[Data for processing]:
+-------+
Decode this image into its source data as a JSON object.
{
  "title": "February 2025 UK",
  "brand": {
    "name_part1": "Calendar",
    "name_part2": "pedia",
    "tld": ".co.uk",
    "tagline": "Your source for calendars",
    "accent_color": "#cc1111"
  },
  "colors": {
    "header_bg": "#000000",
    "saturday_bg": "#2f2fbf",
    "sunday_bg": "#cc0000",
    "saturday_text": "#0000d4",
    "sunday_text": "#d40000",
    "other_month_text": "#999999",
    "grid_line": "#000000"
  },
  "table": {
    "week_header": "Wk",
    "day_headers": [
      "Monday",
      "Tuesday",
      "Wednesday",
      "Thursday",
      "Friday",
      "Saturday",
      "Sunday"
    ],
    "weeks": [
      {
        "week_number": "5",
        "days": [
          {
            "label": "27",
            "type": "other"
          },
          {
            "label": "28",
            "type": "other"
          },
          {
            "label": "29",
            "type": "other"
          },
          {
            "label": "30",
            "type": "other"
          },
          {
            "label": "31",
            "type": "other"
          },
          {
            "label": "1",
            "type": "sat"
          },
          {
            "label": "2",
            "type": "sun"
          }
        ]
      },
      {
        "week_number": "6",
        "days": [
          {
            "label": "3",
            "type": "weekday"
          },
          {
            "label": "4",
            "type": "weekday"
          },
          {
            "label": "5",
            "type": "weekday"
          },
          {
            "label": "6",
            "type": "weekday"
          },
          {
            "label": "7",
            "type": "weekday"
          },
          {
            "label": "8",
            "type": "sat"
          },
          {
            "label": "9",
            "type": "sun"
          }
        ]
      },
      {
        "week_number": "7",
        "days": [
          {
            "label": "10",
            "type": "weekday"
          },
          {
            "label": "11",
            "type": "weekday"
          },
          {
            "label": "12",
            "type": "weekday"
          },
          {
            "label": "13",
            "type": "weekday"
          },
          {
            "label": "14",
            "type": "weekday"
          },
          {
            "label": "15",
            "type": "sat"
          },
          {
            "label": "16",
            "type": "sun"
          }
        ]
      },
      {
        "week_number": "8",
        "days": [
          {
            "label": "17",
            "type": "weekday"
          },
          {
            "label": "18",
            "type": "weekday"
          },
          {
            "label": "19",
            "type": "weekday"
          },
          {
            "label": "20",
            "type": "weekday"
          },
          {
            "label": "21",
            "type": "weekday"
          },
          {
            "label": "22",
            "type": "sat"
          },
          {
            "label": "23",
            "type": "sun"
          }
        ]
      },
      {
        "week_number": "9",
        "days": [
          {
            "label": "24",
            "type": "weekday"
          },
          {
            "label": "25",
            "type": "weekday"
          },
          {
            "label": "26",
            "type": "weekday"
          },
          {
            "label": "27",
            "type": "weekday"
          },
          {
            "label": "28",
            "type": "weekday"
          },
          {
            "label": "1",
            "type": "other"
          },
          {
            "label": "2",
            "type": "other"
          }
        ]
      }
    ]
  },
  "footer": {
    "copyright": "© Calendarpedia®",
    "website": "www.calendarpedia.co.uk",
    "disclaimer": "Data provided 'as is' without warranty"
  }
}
+-------+
[Objective]: Copy out the full listing exactly.

[Task solution]:
Decode this image into its source data as a JSON object.
{
  "title": "February 2025 UK",
  "brand": {
    "name_part1": "Calendar",
    "name_part2": "pedia",
    "tld": ".co.uk",
    "tagline": "Your source for calendars",
    "accent_color": "#cc1111"
  },
  "colors": {
    "header_bg": "#000000",
    "saturday_bg": "#2f2fbf",
    "sunday_bg": "#cc0000",
    "saturday_text": "#0000d4",
    "sunday_text": "#d40000",
    "other_month_text": "#999999",
    "grid_line": "#000000"
  },
  "table": {
    "week_header": "Wk",
    "day_headers": [
      "Monday",
      "Tuesday",
      "Wednesday",
      "Thursday",
      "Friday",
      "Saturday",
      "Sunday"
    ],
    "weeks": [
      {
        "week_number": "5",
        "days": [
          {
            "label": "27",
            "type": "other"
          },
          {
            "label": "28",
            "type": "other"
          },
          {
            "label": "29",
            "type": "other"
          },
          {
            "label": "30",
            "type": "other"
          },
          {
            "label": "31",
            "type": "other"
          },
          {
            "label": "1",
            "type": "sat"
          },
          {
            "label": "2",
            "type": "sun"
          }
        ]
      },
      {
        "week_number": "6",
        "days": [
          {
            "label": "3",
            "type": "weekday"
          },
          {
            "label": "4",
            "type": "weekday"
          },
          {
            "label": "5",
            "type": "weekday"
          },
          {
            "label": "6",
            "type": "weekday"
          },
          {
            "label": "7",
            "type": "weekday"
          },
          {
            "label": "8",
            "type": "sat"
          },
          {
            "label": "9",
            "type": "sun"
          }
        ]
      },
      {
        "week_number": "7",
        "days": [
          {
            "label": "10",
            "type": "weekday"
          },
          {
            "label": "11",
            "type": "weekday"
          },
          {
            "label": "12",
            "type": "weekday"
          },
          {
            "label": "13",
            "type": "weekday"
          },
          {
            "label": "14",
            "type": "weekday"
          },
          {
            "label": "15",
            "type": "sat"
          },
          {
            "label": "16",
            "type": "sun"
          }
        ]
      },
      {
        "week_number": "8",
        "days": [
          {
            "label": "17",
            "type": "weekday"
          },
          {
            "label": "18",
            "type": "weekday"
          },
          {
            "label": "19",
            "type": "weekday"
          },
          {
            "label": "20",
            "type": "weekday"
          },
          {
            "label": "21",
            "type": "weekday"
          },
          {
            "label": "22",
            "type": "sat"
          },
          {
            "label": "23",
            "type": "sun"
          }
        ]
      },
      {
        "week_number": "9",
        "days": [
          {
            "label": "24",
            "type": "weekday"
          },
          {
            "label": "25",
            "type": "weekday"
          },
          {
            "label": "26",
            "type": "weekday"
          },
          {
            "label": "27",
            "type": "weekday"
          },
          {
            "label": "28",
            "type": "weekday"
          },
          {
            "label": "1",
            "type": "other"
          },
          {
            "label": "2",
            "type": "other"
          }
        ]
      }
    ]
  },
  "footer": {
    "copyright": "© Calendarpedia®",
    "website": "www.calendarpedia.co.uk",
    "disclaimer": "Data provided 'as is' without warranty"
  }
}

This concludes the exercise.